### Task goal
Give the listing again in full, exactly as written.

### Data section
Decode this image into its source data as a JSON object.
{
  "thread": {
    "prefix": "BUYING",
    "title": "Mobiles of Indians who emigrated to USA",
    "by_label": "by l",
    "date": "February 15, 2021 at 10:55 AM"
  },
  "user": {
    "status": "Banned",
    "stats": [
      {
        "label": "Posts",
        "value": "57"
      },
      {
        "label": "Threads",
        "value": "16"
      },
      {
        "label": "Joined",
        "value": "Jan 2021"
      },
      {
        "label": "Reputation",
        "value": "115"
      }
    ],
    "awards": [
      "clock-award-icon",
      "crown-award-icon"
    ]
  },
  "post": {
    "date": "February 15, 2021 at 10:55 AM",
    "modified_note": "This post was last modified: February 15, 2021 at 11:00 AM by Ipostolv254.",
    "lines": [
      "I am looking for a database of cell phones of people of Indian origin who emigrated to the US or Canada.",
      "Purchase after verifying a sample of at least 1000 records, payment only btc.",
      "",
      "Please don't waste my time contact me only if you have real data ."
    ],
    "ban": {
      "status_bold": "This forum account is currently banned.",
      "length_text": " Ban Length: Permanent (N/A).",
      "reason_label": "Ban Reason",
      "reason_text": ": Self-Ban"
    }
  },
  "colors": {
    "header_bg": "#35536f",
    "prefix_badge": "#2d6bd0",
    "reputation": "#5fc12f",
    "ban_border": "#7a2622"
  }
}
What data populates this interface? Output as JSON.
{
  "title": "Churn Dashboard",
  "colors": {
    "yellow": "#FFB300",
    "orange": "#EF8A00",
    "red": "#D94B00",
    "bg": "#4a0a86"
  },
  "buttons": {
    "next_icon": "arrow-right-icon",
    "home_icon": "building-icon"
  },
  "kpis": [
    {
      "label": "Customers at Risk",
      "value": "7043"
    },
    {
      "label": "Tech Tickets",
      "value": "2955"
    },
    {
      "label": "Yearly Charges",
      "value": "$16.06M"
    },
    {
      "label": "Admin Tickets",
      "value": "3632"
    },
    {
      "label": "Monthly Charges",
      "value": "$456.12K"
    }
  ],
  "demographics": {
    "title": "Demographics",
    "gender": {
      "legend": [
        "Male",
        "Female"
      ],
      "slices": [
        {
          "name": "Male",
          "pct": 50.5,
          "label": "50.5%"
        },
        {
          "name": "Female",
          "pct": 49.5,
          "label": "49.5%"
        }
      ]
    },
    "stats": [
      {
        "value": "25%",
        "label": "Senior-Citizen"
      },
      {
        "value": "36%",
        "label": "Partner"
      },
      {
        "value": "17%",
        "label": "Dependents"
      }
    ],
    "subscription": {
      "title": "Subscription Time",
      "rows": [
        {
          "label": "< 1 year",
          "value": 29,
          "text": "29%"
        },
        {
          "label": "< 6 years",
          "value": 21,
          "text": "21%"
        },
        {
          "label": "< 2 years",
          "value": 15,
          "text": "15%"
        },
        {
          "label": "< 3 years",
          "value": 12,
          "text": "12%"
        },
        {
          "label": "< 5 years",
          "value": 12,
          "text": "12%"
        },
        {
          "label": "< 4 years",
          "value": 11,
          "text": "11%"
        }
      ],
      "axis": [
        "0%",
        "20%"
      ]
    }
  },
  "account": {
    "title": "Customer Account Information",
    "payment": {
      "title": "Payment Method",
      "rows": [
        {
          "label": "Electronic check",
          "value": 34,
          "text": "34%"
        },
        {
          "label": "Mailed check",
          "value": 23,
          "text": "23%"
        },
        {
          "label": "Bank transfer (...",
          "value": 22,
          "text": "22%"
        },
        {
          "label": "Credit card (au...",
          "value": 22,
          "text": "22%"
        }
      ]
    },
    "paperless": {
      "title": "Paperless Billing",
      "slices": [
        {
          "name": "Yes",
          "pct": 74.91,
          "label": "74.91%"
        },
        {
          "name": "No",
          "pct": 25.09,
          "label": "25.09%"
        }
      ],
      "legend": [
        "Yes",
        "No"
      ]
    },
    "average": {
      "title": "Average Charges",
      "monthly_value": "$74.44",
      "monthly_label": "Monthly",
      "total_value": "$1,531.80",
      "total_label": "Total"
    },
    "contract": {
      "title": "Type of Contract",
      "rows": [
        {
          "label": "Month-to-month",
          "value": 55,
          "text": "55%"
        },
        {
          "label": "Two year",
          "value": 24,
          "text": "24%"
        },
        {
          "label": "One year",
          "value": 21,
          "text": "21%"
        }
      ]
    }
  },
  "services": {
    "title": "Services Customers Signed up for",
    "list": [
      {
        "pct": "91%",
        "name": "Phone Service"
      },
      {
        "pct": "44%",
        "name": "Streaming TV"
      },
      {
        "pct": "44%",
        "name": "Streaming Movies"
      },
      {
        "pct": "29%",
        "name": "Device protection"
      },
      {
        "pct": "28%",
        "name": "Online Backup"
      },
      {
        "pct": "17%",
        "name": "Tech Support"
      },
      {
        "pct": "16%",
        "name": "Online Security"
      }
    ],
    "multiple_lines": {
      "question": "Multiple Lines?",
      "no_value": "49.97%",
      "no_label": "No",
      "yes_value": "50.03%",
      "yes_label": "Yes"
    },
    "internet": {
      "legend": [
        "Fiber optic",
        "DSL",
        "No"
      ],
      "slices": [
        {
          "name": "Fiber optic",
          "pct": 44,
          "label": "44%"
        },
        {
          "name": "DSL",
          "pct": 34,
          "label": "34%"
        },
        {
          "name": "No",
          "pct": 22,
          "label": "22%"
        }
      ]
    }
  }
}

### Answer to the problem
Decode this image into its source data as a JSON object.
{
  "thread": {
    "prefix": "BUYING",
    "title": "Mobiles of Indians who emigrated to USA",
    "by_label": "by l",
    "date": "February 15, 2021 at 10:55 AM"
  },
  "user": {
    "status": "Banned",
    "stats": [
      {
        "label": "Posts",
        "value": "57"
      },
      {
        "label": "Threads",
        "value": "16"
      },
      {
        "label": "Joined",
        "value": "Jan 2021"
      },
      {
        "label": "Reputation",
        "value": "115"
      }
    ],
    "awards": [
      "clock-award-icon",
      "crown-award-icon"
    ]
  },
  "post": {
    "date": "February 15, 2021 at 10:55 AM",
    "modified_note": "This post was last modified: February 15, 2021 at 11:00 AM by Ipostolv254.",
    "lines": [
      "I am looking for a database of cell phones of people of Indian origin who emigrated to the US or Canada.",
      "Purchase after verifying a sample of at least 1000 records, payment only btc.",
      "",
      "Please don't waste my time contact me only if you have real data ."
    ],
    "ban": {
      "status_bold": "This forum account is currently banned.",
      "length_text": " Ban Length: Permanent (N/A).",
      "reason_label": "Ban Reason",
      "reason_text": ": Self-Ban"
    }
  },
  "colors": {
    "header_bg": "#35536f",
    "prefix_badge": "#2d6bd0",
    "reputation": "#5fc12f",
    "ban_border": "#7a2622"
  }
}
What data populates this interface? Output as JSON.
{
  "title": "Churn Dashboard",
  "colors": {
    "yellow": "#FFB300",
    "orange": "#EF8A00",
    "red": "#D94B00",
    "bg": "#4a0a86"
  },
  "buttons": {
    "next_icon": "arrow-right-icon",
    "home_icon": "building-icon"
  },
  "kpis": [
    {
      "label": "Customers at Risk",
      "value": "7043"
    },
    {
      "label": "Tech Tickets",
      "value": "2955"
    },
    {
      "label": "Yearly Charges",
      "value": "$16.06M"
    },
    {
      "label": "Admin Tickets",
      "value": "3632"
    },
    {
      "label": "Monthly Charges",
      "value": "$456.12K"
    }
  ],
  "demographics": {
    "title": "Demographics",
    "gender": {
      "legend": [
        "Male",
        "Female"
      ],
      "slices": [
        {
          "name": "Male",
          "pct": 50.5,
          "label": "50.5%"
        },
        {
          "name": "Female",
          "pct": 49.5,
          "label": "49.5%"
        }
      ]
    },
    "stats": [
      {
        "value": "25%",
        "label": "Senior-Citizen"
      },
      {
        "value": "36%",
        "label": "Partner"
      },
      {
        "value": "17%",
        "label": "Dependents"
      }
    ],
    "subscription": {
      "title": "Subscription Time",
      "rows": [
        {
          "label": "< 1 year",
          "value": 29,
          "text": "29%"
        },
        {
          "label": "< 6 years",
          "value": 21,
          "text": "21%"
        },
        {
          "label": "< 2 years",
          "value": 15,
          "text": "15%"
        },
        {
          "label": "< 3 years",
          "value": 12,
          "text": "12%"
        },
        {
          "label": "< 5 years",
          "value": 12,
          "text": "12%"
        },
        {
          "label": "< 4 years",
          "value": 11,
          "text": "11%"
        }
      ],
      "axis": [
        "0%",
        "20%"
      ]
    }
  },
  "account": {
    "title": "Customer Account Information",
    "payment": {
      "title": "Payment Method",
      "rows": [
        {
          "label": "Electronic check",
          "value": 34,
          "text": "34%"
        },
        {
          "label": "Mailed check",
          "value": 23,
          "text": "23%"
        },
        {
          "label": "Bank transfer (...",
          "value": 22,
          "text": "22%"
        },
        {
          "label": "Credit card (au...",
          "value": 22,
          "text": "22%"
        }
      ]
    },
    "paperless": {
      "title": "Paperless Billing",
      "slices": [
        {
          "name": "Yes",
          "pct": 74.91,
          "label": "74.91%"
        },
        {
          "name": "No",
          "pct": 25.09,
          "label": "25.09%"
        }
      ],
      "legend": [
        "Yes",
        "No"
      ]
    },
    "average": {
      "title": "Average Charges",
      "monthly_value": "$74.44",
      "monthly_label": "Monthly",
      "total_value": "$1,531.80",
      "total_label": "Total"
    },
    "contract": {
      "title": "Type of Contract",
      "rows": [
        {
          "label": "Month-to-month",
          "value": 55,
          "text": "55%"
        },
        {
          "label": "Two year",
          "value": 24,
          "text": "24%"
        },
        {
          "label": "One year",
          "value": 21,
          "text": "21%"
        }
      ]
    }
  },
  "services": {
    "title": "Services Customers Signed up for",
    "list": [
      {
        "pct": "91%",
        "name": "Phone Service"
      },
      {
        "pct": "44%",
        "name": "Streaming TV"
      },
      {
        "pct": "44%",
        "name": "Streaming Movies"
      },
      {
        "pct": "29%",
        "name": "Device protection"
      },
      {
        "pct": "28%",
        "name": "Online Backup"
      },
      {
        "pct": "17%",
        "name": "Tech Support"
      },
      {
        "pct": "16%",
        "name": "Online Security"
      }
    ],
    "multiple_lines": {
      "question": "Multiple Lines?",
      "no_value": "49.97%",
      "no_label": "No",
      "yes_value": "50.03%",
      "yes_label": "Yes"
    },
    "internet": {
      "legend": [
        "Fiber optic",
        "DSL",
        "No"
      ],
      "slices": [
        {
          "name": "Fiber optic",
          "pct": 44,
          "label": "44%"
        },
        {
          "name": "DSL",
          "pct": 34,
          "label": "34%"
        },
        {
          "name": "No",
          "pct": 22,
          "label": "22%"
        }
      ]
    }
  }
}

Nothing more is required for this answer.